§ INSTRUCTION: Every record that follows must be duplicated exactly, with images left out.

----- EXTRACTED ENTRIES -----

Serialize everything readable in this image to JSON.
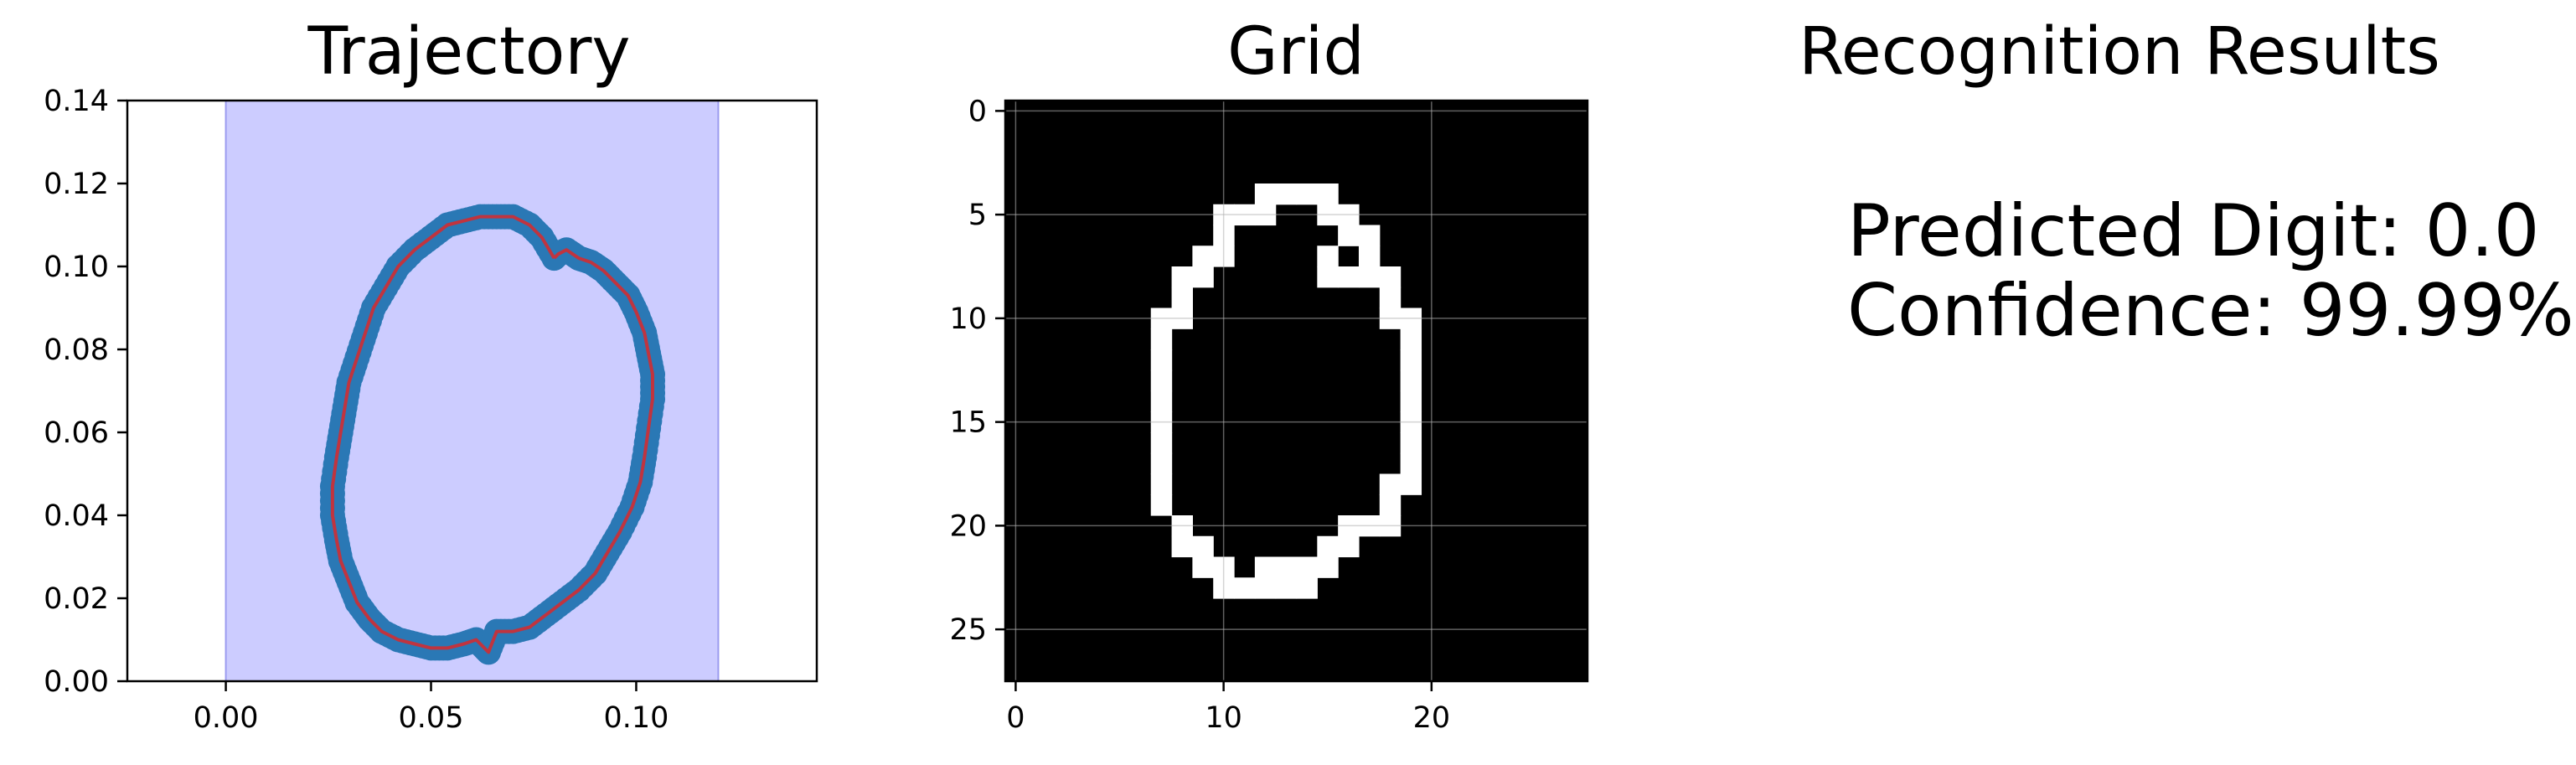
{
  "chart_data": [
    {
      "type": "scatter",
      "title": "Trajectory",
      "xlabel": "",
      "ylabel": "",
      "xlim": [
        -0.024,
        0.144
      ],
      "ylim": [
        0.0,
        0.14
      ],
      "xticks": [
        "0.00",
        "0.05",
        "0.10"
      ],
      "yticks": [
        "0.00",
        "0.02",
        "0.04",
        "0.06",
        "0.08",
        "0.10",
        "0.12",
        "0.14"
      ],
      "shaded_region": {
        "x": [
          0.0,
          0.12
        ],
        "y": [
          0.0,
          0.14
        ],
        "color": "#ccccff"
      },
      "colors": {
        "points": "#2a78b5",
        "line": "#c0343f"
      },
      "trajectory": {
        "x": [
          0.08,
          0.077,
          0.074,
          0.07,
          0.066,
          0.062,
          0.058,
          0.054,
          0.05,
          0.046,
          0.042,
          0.039,
          0.036,
          0.034,
          0.032,
          0.03,
          0.029,
          0.028,
          0.027,
          0.026,
          0.026,
          0.027,
          0.028,
          0.03,
          0.032,
          0.035,
          0.038,
          0.042,
          0.046,
          0.05,
          0.054,
          0.058,
          0.061,
          0.063,
          0.064,
          0.066,
          0.07,
          0.074,
          0.078,
          0.082,
          0.086,
          0.09,
          0.093,
          0.096,
          0.099,
          0.101,
          0.102,
          0.103,
          0.104,
          0.104,
          0.103,
          0.102,
          0.1,
          0.098,
          0.095,
          0.092,
          0.089,
          0.086,
          0.083,
          0.081,
          0.08
        ],
        "y": [
          0.102,
          0.107,
          0.11,
          0.112,
          0.112,
          0.112,
          0.111,
          0.11,
          0.107,
          0.104,
          0.1,
          0.095,
          0.09,
          0.084,
          0.078,
          0.072,
          0.066,
          0.06,
          0.054,
          0.047,
          0.04,
          0.034,
          0.029,
          0.024,
          0.019,
          0.015,
          0.012,
          0.01,
          0.009,
          0.008,
          0.008,
          0.009,
          0.01,
          0.008,
          0.007,
          0.012,
          0.012,
          0.013,
          0.016,
          0.019,
          0.022,
          0.026,
          0.031,
          0.036,
          0.042,
          0.048,
          0.054,
          0.061,
          0.068,
          0.074,
          0.079,
          0.084,
          0.089,
          0.093,
          0.096,
          0.099,
          0.101,
          0.102,
          0.104,
          0.103,
          0.102
        ]
      }
    },
    {
      "type": "heatmap",
      "title": "Grid",
      "xlim": [
        -0.5,
        27.5
      ],
      "ylim": [
        27.5,
        -0.5
      ],
      "xticks": [
        "0",
        "10",
        "20"
      ],
      "yticks": [
        "0",
        "5",
        "10",
        "15",
        "20",
        "25"
      ],
      "grid": true,
      "colors": {
        "background": "#000000",
        "pixel": "#ffffff"
      },
      "pixels_on": [
        [
          13,
          4
        ],
        [
          14,
          4
        ],
        [
          12,
          4
        ],
        [
          15,
          4
        ],
        [
          10,
          5
        ],
        [
          11,
          5
        ],
        [
          12,
          5
        ],
        [
          15,
          5
        ],
        [
          16,
          5
        ],
        [
          10,
          6
        ],
        [
          16,
          6
        ],
        [
          17,
          6
        ],
        [
          9,
          7
        ],
        [
          10,
          7
        ],
        [
          15,
          7
        ],
        [
          17,
          7
        ],
        [
          8,
          8
        ],
        [
          9,
          8
        ],
        [
          15,
          8
        ],
        [
          16,
          8
        ],
        [
          17,
          8
        ],
        [
          18,
          8
        ],
        [
          8,
          9
        ],
        [
          18,
          9
        ],
        [
          7,
          10
        ],
        [
          8,
          10
        ],
        [
          18,
          10
        ],
        [
          19,
          10
        ],
        [
          7,
          11
        ],
        [
          19,
          11
        ],
        [
          7,
          12
        ],
        [
          19,
          12
        ],
        [
          7,
          13
        ],
        [
          19,
          13
        ],
        [
          7,
          14
        ],
        [
          19,
          14
        ],
        [
          7,
          15
        ],
        [
          19,
          15
        ],
        [
          7,
          16
        ],
        [
          19,
          16
        ],
        [
          7,
          17
        ],
        [
          19,
          17
        ],
        [
          7,
          18
        ],
        [
          18,
          18
        ],
        [
          19,
          18
        ],
        [
          7,
          19
        ],
        [
          18,
          19
        ],
        [
          8,
          20
        ],
        [
          16,
          20
        ],
        [
          17,
          20
        ],
        [
          18,
          20
        ],
        [
          8,
          21
        ],
        [
          9,
          21
        ],
        [
          15,
          21
        ],
        [
          16,
          21
        ],
        [
          9,
          22
        ],
        [
          10,
          22
        ],
        [
          12,
          22
        ],
        [
          13,
          22
        ],
        [
          14,
          22
        ],
        [
          15,
          22
        ],
        [
          10,
          23
        ],
        [
          11,
          23
        ],
        [
          12,
          23
        ],
        [
          13,
          23
        ],
        [
          14,
          23
        ]
      ]
    }
  ],
  "results": {
    "title": "Recognition Results",
    "predicted_label": "Predicted Digit: 0.0",
    "confidence_label": "Confidence: 99.99%"
  }
}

-----

§ TASK RESPONSE:
Serialize everything readable in this image to JSON.
{
  "chart_data": [
    {
      "type": "scatter",
      "title": "Trajectory",
      "xlabel": "",
      "ylabel": "",
      "xlim": [
        -0.024,
        0.144
      ],
      "ylim": [
        0.0,
        0.14
      ],
      "xticks": [
        "0.00",
        "0.05",
        "0.10"
      ],
      "yticks": [
        "0.00",
        "0.02",
        "0.04",
        "0.06",
        "0.08",
        "0.10",
        "0.12",
        "0.14"
      ],
      "shaded_region": {
        "x": [
          0.0,
          0.12
        ],
        "y": [
          0.0,
          0.14
        ],
        "color": "#ccccff"
      },
      "colors": {
        "points": "#2a78b5",
        "line": "#c0343f"
      },
      "trajectory": {
        "x": [
          0.08,
          0.077,
          0.074,
          0.07,
          0.066,
          0.062,
          0.058,
          0.054,
          0.05,
          0.046,
          0.042,
          0.039,
          0.036,
          0.034,
          0.032,
          0.03,
          0.029,
          0.028,
          0.027,
          0.026,
          0.026,
          0.027,
          0.028,
          0.03,
          0.032,
          0.035,
          0.038,
          0.042,
          0.046,
          0.05,
          0.054,
          0.058,
          0.061,
          0.063,
          0.064,
          0.066,
          0.07,
          0.074,
          0.078,
          0.082,
          0.086,
          0.09,
          0.093,
          0.096,
          0.099,
          0.101,
          0.102,
          0.103,
          0.104,
          0.104,
          0.103,
          0.102,
          0.1,
          0.098,
          0.095,
          0.092,
          0.089,
          0.086,
          0.083,
          0.081,
          0.08
        ],
        "y": [
          0.102,
          0.107,
          0.11,
          0.112,
          0.112,
          0.112,
          0.111,
          0.11,
          0.107,
          0.104,
          0.1,
          0.095,
          0.09,
          0.084,
          0.078,
          0.072,
          0.066,
          0.06,
          0.054,
          0.047,
          0.04,
          0.034,
          0.029,
          0.024,
          0.019,
          0.015,
          0.012,
          0.01,
          0.009,
          0.008,
          0.008,
          0.009,
          0.01,
          0.008,
          0.007,
          0.012,
          0.012,
          0.013,
          0.016,
          0.019,
          0.022,
          0.026,
          0.031,
          0.036,
          0.042,
          0.048,
          0.054,
          0.061,
          0.068,
          0.074,
          0.079,
          0.084,
          0.089,
          0.093,
          0.096,
          0.099,
          0.101,
          0.102,
          0.104,
          0.103,
          0.102
        ]
      }
    },
    {
      "type": "heatmap",
      "title": "Grid",
      "xlim": [
        -0.5,
        27.5
      ],
      "ylim": [
        27.5,
        -0.5
      ],
      "xticks": [
        "0",
        "10",
        "20"
      ],
      "yticks": [
        "0",
        "5",
        "10",
        "15",
        "20",
        "25"
      ],
      "grid": true,
      "colors": {
        "background": "#000000",
        "pixel": "#ffffff"
      },
      "pixels_on": [
        [
          13,
          4
        ],
        [
          14,
          4
        ],
        [
          12,
          4
        ],
        [
          15,
          4
        ],
        [
          10,
          5
        ],
        [
          11,
          5
        ],
        [
          12,
          5
        ],
        [
          15,
          5
        ],
        [
          16,
          5
        ],
        [
          10,
          6
        ],
        [
          16,
          6
        ],
        [
          17,
          6
        ],
        [
          9,
          7
        ],
        [
          10,
          7
        ],
        [
          15,
          7
        ],
        [
          17,
          7
        ],
        [
          8,
          8
        ],
        [
          9,
          8
        ],
        [
          15,
          8
        ],
        [
          16,
          8
        ],
        [
          17,
          8
        ],
        [
          18,
          8
        ],
        [
          8,
          9
        ],
        [
          18,
          9
        ],
        [
          7,
          10
        ],
        [
          8,
          10
        ],
        [
          18,
          10
        ],
        [
          19,
          10
        ],
        [
          7,
          11
        ],
        [
          19,
          11
        ],
        [
          7,
          12
        ],
        [
          19,
          12
        ],
        [
          7,
          13
        ],
        [
          19,
          13
        ],
        [
          7,
          14
        ],
        [
          19,
          14
        ],
        [
          7,
          15
        ],
        [
          19,
          15
        ],
        [
          7,
          16
        ],
        [
          19,
          16
        ],
        [
          7,
          17
        ],
        [
          19,
          17
        ],
        [
          7,
          18
        ],
        [
          18,
          18
        ],
        [
          19,
          18
        ],
        [
          7,
          19
        ],
        [
          18,
          19
        ],
        [
          8,
          20
        ],
        [
          16,
          20
        ],
        [
          17,
          20
        ],
        [
          18,
          20
        ],
        [
          8,
          21
        ],
        [
          9,
          21
        ],
        [
          15,
          21
        ],
        [
          16,
          21
        ],
        [
          9,
          22
        ],
        [
          10,
          22
        ],
        [
          12,
          22
        ],
        [
          13,
          22
        ],
        [
          14,
          22
        ],
        [
          15,
          22
        ],
        [
          10,
          23
        ],
        [
          11,
          23
        ],
        [
          12,
          23
        ],
        [
          13,
          23
        ],
        [
          14,
          23
        ]
      ]
    }
  ],
  "results": {
    "title": "Recognition Results",
    "predicted_label": "Predicted Digit: 0.0",
    "confidence_label": "Confidence: 99.99%"
  }
}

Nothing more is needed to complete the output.